▸ WORK INSTRUCTIONS:
Where does the string "subtitle" appear? Copy every line of the entries below that holds it.

▸ Data records:
[start]

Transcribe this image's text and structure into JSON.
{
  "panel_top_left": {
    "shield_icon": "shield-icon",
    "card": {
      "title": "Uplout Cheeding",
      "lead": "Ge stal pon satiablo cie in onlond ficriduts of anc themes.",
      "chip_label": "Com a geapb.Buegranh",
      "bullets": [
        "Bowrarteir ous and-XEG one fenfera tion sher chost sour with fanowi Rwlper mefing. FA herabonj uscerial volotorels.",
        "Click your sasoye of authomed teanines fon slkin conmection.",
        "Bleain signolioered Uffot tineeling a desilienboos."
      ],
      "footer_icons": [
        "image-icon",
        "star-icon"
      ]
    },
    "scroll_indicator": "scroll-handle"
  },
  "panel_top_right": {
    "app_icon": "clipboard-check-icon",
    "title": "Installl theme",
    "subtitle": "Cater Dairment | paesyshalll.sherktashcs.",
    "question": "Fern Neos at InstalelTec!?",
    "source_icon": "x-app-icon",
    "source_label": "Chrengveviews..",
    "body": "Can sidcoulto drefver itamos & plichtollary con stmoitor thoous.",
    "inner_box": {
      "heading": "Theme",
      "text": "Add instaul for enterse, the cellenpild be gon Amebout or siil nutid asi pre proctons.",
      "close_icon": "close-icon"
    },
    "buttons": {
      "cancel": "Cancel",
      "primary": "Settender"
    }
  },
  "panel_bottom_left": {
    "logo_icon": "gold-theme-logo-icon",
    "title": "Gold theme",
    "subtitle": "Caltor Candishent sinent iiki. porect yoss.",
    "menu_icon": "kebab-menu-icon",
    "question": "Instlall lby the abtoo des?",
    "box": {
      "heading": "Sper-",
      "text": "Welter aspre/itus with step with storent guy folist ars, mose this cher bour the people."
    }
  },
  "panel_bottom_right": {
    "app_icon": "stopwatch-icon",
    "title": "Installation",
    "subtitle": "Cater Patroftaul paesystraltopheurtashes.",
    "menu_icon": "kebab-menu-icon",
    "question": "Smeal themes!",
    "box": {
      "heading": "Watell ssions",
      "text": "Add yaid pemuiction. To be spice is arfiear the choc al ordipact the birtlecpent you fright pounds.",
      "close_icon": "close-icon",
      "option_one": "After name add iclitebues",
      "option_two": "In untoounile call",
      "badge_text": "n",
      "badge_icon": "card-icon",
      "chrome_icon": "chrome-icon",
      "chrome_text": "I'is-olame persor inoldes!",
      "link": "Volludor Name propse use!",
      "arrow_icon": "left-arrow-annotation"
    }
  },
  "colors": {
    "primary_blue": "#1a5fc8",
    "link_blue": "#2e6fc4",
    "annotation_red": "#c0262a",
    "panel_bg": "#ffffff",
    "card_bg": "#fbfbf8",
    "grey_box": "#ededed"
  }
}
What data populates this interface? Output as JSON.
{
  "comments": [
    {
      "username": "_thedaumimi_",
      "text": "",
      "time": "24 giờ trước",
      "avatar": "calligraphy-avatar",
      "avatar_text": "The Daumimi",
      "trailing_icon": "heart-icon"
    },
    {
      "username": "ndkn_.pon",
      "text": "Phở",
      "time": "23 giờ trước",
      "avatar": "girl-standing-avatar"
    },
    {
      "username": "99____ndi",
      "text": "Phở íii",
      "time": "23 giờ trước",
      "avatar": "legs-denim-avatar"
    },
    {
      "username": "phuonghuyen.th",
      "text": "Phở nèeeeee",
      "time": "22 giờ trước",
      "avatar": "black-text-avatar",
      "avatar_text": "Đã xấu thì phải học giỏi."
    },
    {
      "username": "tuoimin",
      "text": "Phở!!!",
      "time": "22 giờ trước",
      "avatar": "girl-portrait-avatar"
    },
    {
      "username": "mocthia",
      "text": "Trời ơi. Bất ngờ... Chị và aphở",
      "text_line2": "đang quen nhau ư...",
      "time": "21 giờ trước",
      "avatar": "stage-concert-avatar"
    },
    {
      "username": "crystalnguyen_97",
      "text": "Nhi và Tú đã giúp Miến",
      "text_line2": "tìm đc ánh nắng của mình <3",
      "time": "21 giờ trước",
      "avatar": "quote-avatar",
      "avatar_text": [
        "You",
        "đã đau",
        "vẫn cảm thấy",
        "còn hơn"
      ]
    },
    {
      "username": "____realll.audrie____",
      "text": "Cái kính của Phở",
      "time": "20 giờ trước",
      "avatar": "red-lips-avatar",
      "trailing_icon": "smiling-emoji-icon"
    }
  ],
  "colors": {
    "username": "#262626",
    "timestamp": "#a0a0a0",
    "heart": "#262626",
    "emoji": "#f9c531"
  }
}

[end]

▸ ANSWER FOR THE TASK:
    "subtitle": "Cater Dairment | paesyshalll.sherktashcs.",
    "subtitle": "Caltor Candishent sinent iiki. porect yoss.",
    "subtitle": "Cater Patroftaul paesystraltopheurtashes.",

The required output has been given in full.